### Given records
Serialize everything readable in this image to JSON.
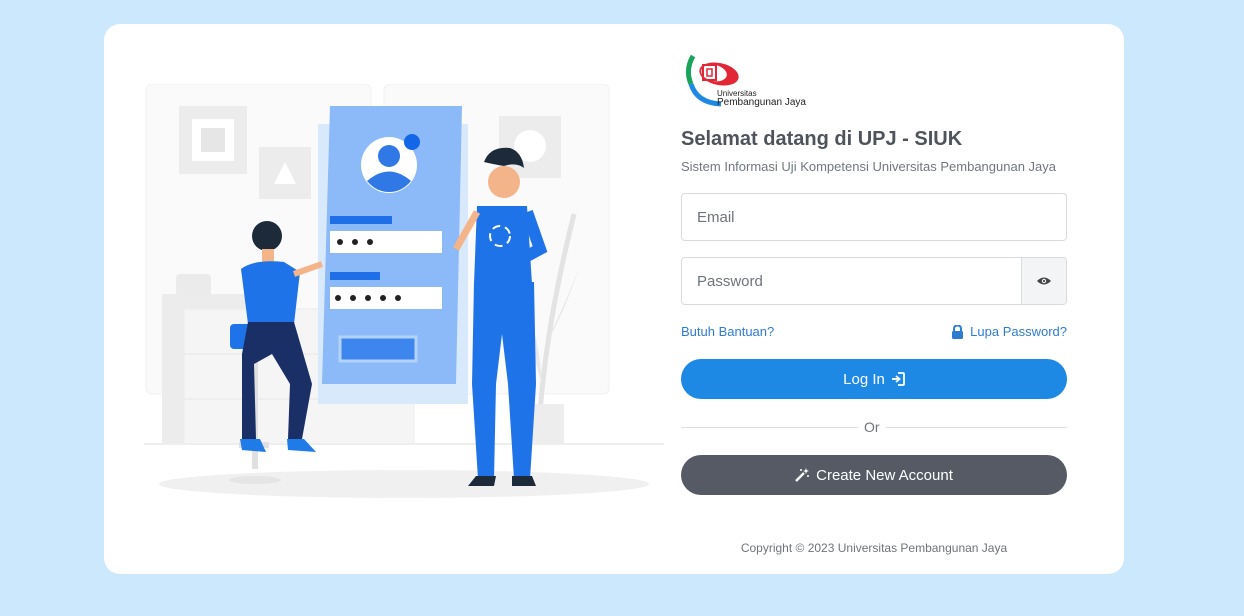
{
  "brand": {
    "logo_line1": "Universitas",
    "logo_line2": "Pembangunan Jaya"
  },
  "header": {
    "title": "Selamat datang di UPJ - SIUK",
    "subtitle": "Sistem Informasi Uji Kompetensi Universitas Pembangunan Jaya"
  },
  "form": {
    "email_placeholder": "Email",
    "email_value": "",
    "password_placeholder": "Password",
    "password_value": "",
    "help_link": "Butuh Bantuan?",
    "forgot_link": "Lupa Password?",
    "login_label": "Log In",
    "or_label": "Or",
    "create_label": "Create New Account"
  },
  "footer": {
    "copyright": "Copyright © 2023 Universitas Pembangunan Jaya"
  },
  "colors": {
    "page_bg": "#cce8fc",
    "primary": "#1e88e5",
    "secondary": "#555a65",
    "link": "#2e7dd1"
  },
  "icons": {
    "eye": "eye-icon",
    "lock": "lock-icon",
    "login": "sign-in-icon",
    "create": "magic-wand-icon"
  }
}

### Objective
In how many lines does the word "Universitas" appear? Respond with the number alone.

### Reply to the exercise
3